AIM => What follows is a set of entries. Give them again exactly, without the pictures.

[Saved entries]
########################################
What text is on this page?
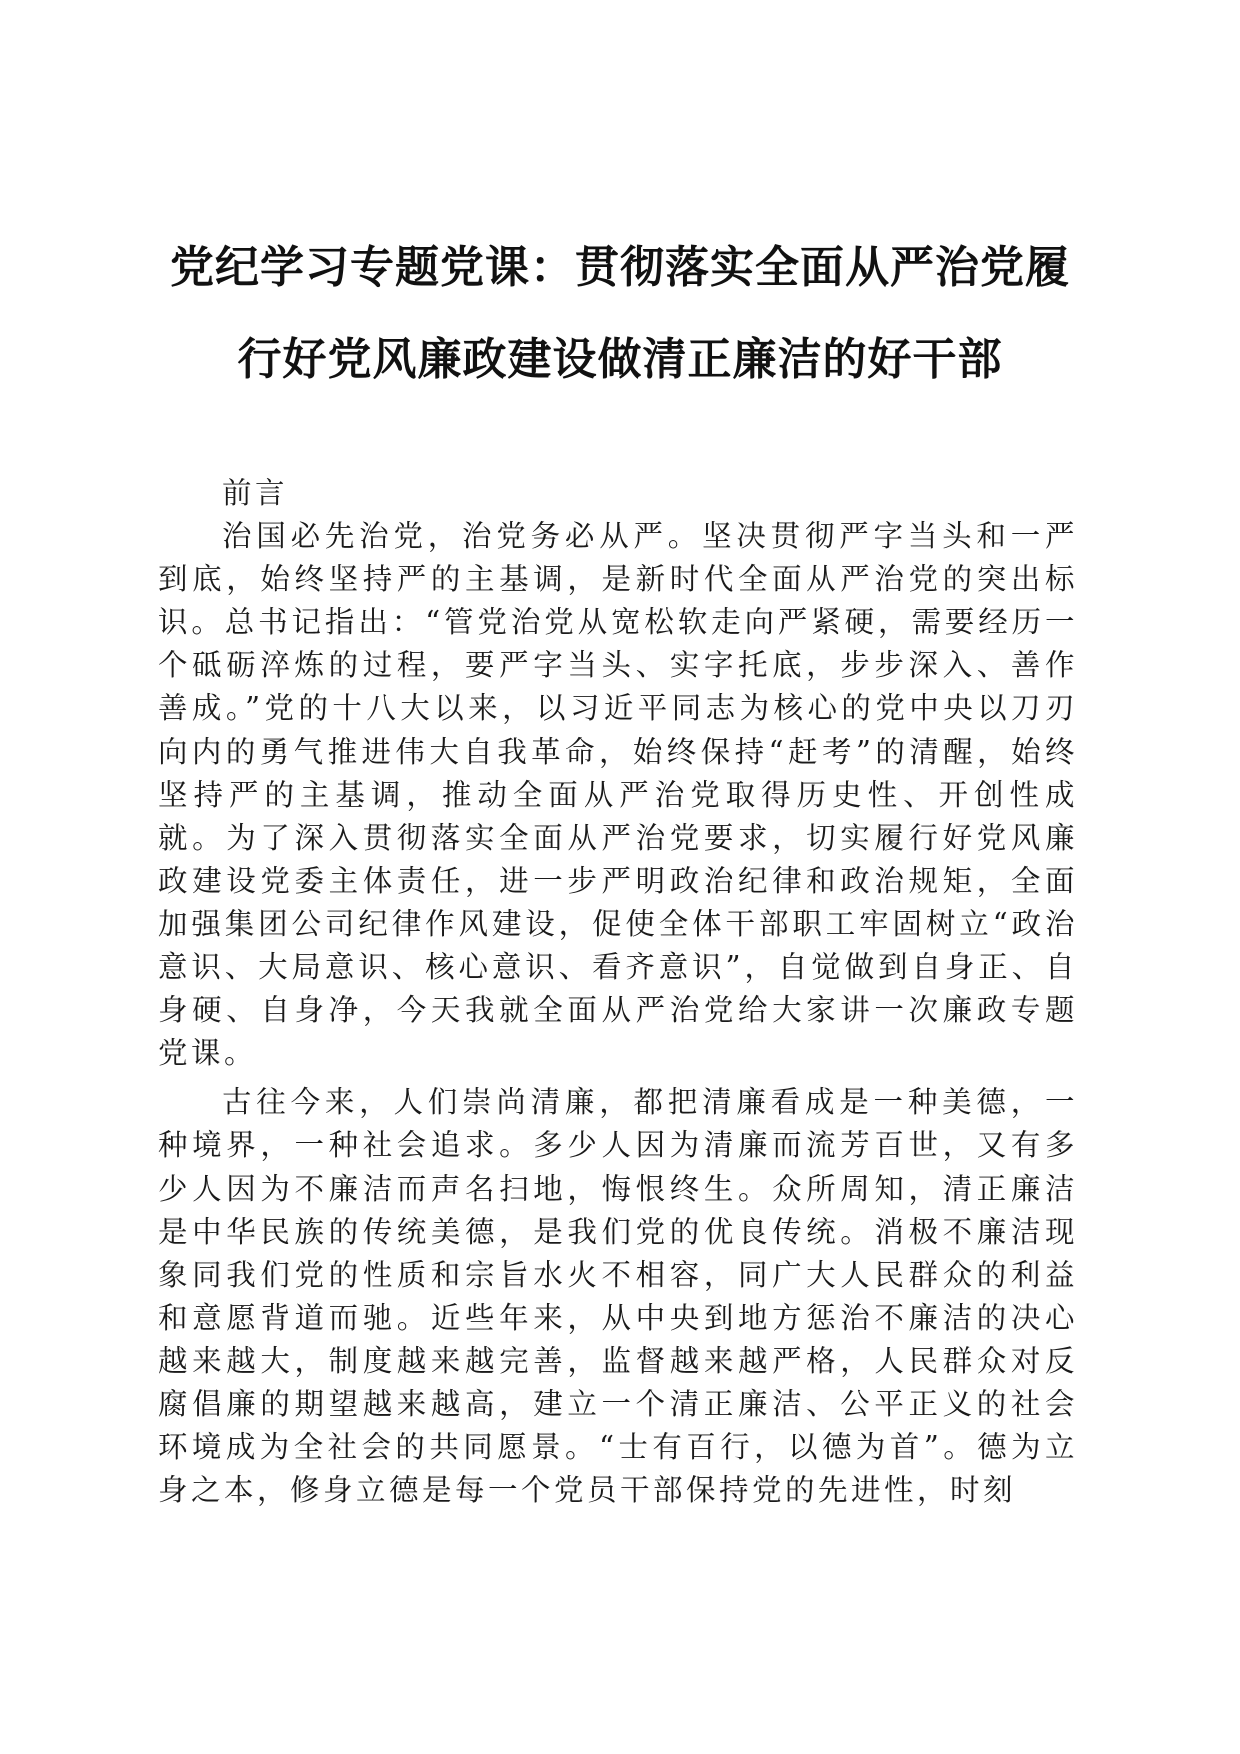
党纪学习专题党课：贯彻落实全面从严治党履
行好党风廉政建设做清正廉洁的好干部

前言

治国必先治党，治党务必从严。坚决贯彻严字当头和一严到底，始终坚持严的主基调，是新时代全面从严治党的突出标识。总书记指出：“管党治党从宽松软走向严紧硬，需要经历一个砥砺淬炼的过程，要严字当头、实字托底，步步深入、善作善成。”党的十八大以来，以习近平同志为核心的党中央以刀刃向内的勇气推进伟大自我革命，始终保持“赶考”的清醒，始终坚持严的主基调，推动全面从严治党取得历史性、开创性成就。为了深入贯彻落实全面从严治党要求，切实履行好党风廉政建设党委主体责任，进一步严明政治纪律和政治规矩，全面加强集团公司纪律作风建设，促使全体干部职工牢固树立“政治意识、大局意识、核心意识、看齐意识”，自觉做到自身正、自身硬、自身净，今天我就全面从严治党给大家讲一次廉政专题党课。

古往今来，人们崇尚清廉，都把清廉看成是一种美德，一种境界，一种社会追求。多少人因为清廉而流芳百世，又有多少人因为不廉洁而声名扫地，悔恨终生。众所周知，清正廉洁是中华民族的传统美德，是我们党的优良传统。消极不廉洁现象同我们党的性质和宗旨水火不相容，同广大人民群众的利益和意愿背道而驰。近些年来，从中央到地方惩治不廉洁的决心越来越大，制度越来越完善，监督越来越严格，人民群众对反腐倡廉的期望越来越高，建立一个清正廉洁、公平正义的社会环境成为全社会的共同愿景。“士有百行，以德为首”。德为立身之本，修身立德是每一个党员干部保持党的先进性，时刻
########################################
FULL SOLUTION =>
What text is on this page?
党纪学习专题党课：贯彻落实全面从严治党履
行好党风廉政建设做清正廉洁的好干部

前言

治国必先治党，治党务必从严。坚决贯彻严字当头和一严到底，始终坚持严的主基调，是新时代全面从严治党的突出标识。总书记指出：“管党治党从宽松软走向严紧硬，需要经历一个砥砺淬炼的过程，要严字当头、实字托底，步步深入、善作善成。”党的十八大以来，以习近平同志为核心的党中央以刀刃向内的勇气推进伟大自我革命，始终保持“赶考”的清醒，始终坚持严的主基调，推动全面从严治党取得历史性、开创性成就。为了深入贯彻落实全面从严治党要求，切实履行好党风廉政建设党委主体责任，进一步严明政治纪律和政治规矩，全面加强集团公司纪律作风建设，促使全体干部职工牢固树立“政治意识、大局意识、核心意识、看齐意识”，自觉做到自身正、自身硬、自身净，今天我就全面从严治党给大家讲一次廉政专题党课。

古往今来，人们崇尚清廉，都把清廉看成是一种美德，一种境界，一种社会追求。多少人因为清廉而流芳百世，又有多少人因为不廉洁而声名扫地，悔恨终生。众所周知，清正廉洁是中华民族的传统美德，是我们党的优良传统。消极不廉洁现象同我们党的性质和宗旨水火不相容，同广大人民群众的利益和意愿背道而驰。近些年来，从中央到地方惩治不廉洁的决心越来越大，制度越来越完善，监督越来越严格，人民群众对反腐倡廉的期望越来越高，建立一个清正廉洁、公平正义的社会环境成为全社会的共同愿景。“士有百行，以德为首”。德为立身之本，修身立德是每一个党员干部保持党的先进性，时刻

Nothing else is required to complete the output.